--- START DATA SHOWN ---

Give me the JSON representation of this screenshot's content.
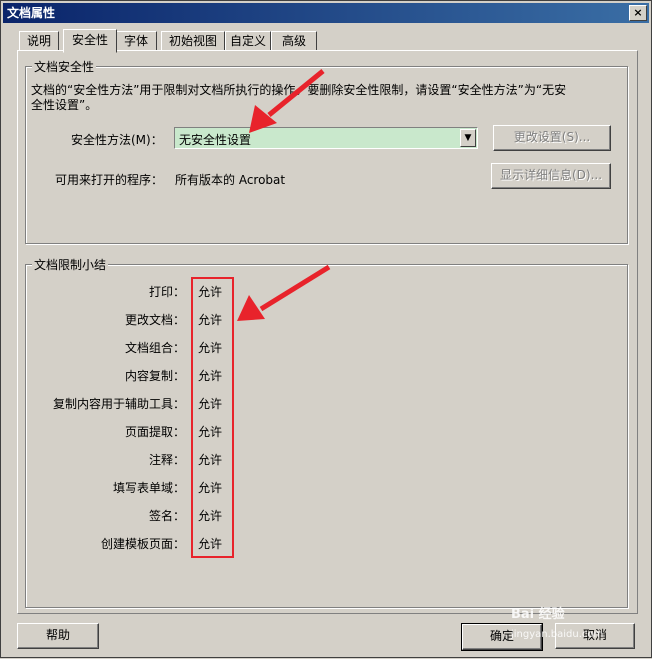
{
  "window": {
    "title": "文档属性",
    "close": "×"
  },
  "tabs": [
    {
      "label": "说明"
    },
    {
      "label": "安全性"
    },
    {
      "label": "字体"
    },
    {
      "label": "初始视图"
    },
    {
      "label": "自定义"
    },
    {
      "label": "高级"
    }
  ],
  "active_tab": "安全性",
  "security": {
    "group_title": "文档安全性",
    "description": "文档的“安全性方法”用于限制对文档所执行的操作。要删除安全性限制，请设置“安全性方法”为“无安全性设置”。",
    "method_label": "安全性方法(M)：",
    "method_value": "无安全性设置",
    "change_settings_btn": "更改设置(S)...",
    "open_with_label": "可用来打开的程序：",
    "open_with_value": "所有版本的 Acrobat",
    "show_details_btn": "显示详细信息(D)..."
  },
  "restrictions": {
    "group_title": "文档限制小结",
    "items": [
      {
        "label": "打印：",
        "value": "允许"
      },
      {
        "label": "更改文档：",
        "value": "允许"
      },
      {
        "label": "文档组合：",
        "value": "允许"
      },
      {
        "label": "内容复制：",
        "value": "允许"
      },
      {
        "label": "复制内容用于辅助工具：",
        "value": "允许"
      },
      {
        "label": "页面提取：",
        "value": "允许"
      },
      {
        "label": "注释：",
        "value": "允许"
      },
      {
        "label": "填写表单域：",
        "value": "允许"
      },
      {
        "label": "签名：",
        "value": "允许"
      },
      {
        "label": "创建模板页面：",
        "value": "允许"
      }
    ]
  },
  "footer": {
    "help": "帮助",
    "ok": "确定",
    "cancel": "取消"
  },
  "annotation": {
    "highlight_color": "#e8232b"
  },
  "watermark": {
    "text": "Bai 经验",
    "url": "jingyan.baidu.com"
  }
}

--- END DATA SHOWN ---

= THE EXERCISE =
Return the listing above word for word, with the pictures removed.

= EXERCISE OUTPUT =
Give me the JSON representation of this screenshot's content.
{
  "window": {
    "title": "文档属性",
    "close": "×"
  },
  "tabs": [
    {
      "label": "说明"
    },
    {
      "label": "安全性"
    },
    {
      "label": "字体"
    },
    {
      "label": "初始视图"
    },
    {
      "label": "自定义"
    },
    {
      "label": "高级"
    }
  ],
  "active_tab": "安全性",
  "security": {
    "group_title": "文档安全性",
    "description": "文档的“安全性方法”用于限制对文档所执行的操作。要删除安全性限制，请设置“安全性方法”为“无安全性设置”。",
    "method_label": "安全性方法(M)：",
    "method_value": "无安全性设置",
    "change_settings_btn": "更改设置(S)...",
    "open_with_label": "可用来打开的程序：",
    "open_with_value": "所有版本的 Acrobat",
    "show_details_btn": "显示详细信息(D)..."
  },
  "restrictions": {
    "group_title": "文档限制小结",
    "items": [
      {
        "label": "打印：",
        "value": "允许"
      },
      {
        "label": "更改文档：",
        "value": "允许"
      },
      {
        "label": "文档组合：",
        "value": "允许"
      },
      {
        "label": "内容复制：",
        "value": "允许"
      },
      {
        "label": "复制内容用于辅助工具：",
        "value": "允许"
      },
      {
        "label": "页面提取：",
        "value": "允许"
      },
      {
        "label": "注释：",
        "value": "允许"
      },
      {
        "label": "填写表单域：",
        "value": "允许"
      },
      {
        "label": "签名：",
        "value": "允许"
      },
      {
        "label": "创建模板页面：",
        "value": "允许"
      }
    ]
  },
  "footer": {
    "help": "帮助",
    "ok": "确定",
    "cancel": "取消"
  },
  "annotation": {
    "highlight_color": "#e8232b"
  },
  "watermark": {
    "text": "Bai 经验",
    "url": "jingyan.baidu.com"
  }
}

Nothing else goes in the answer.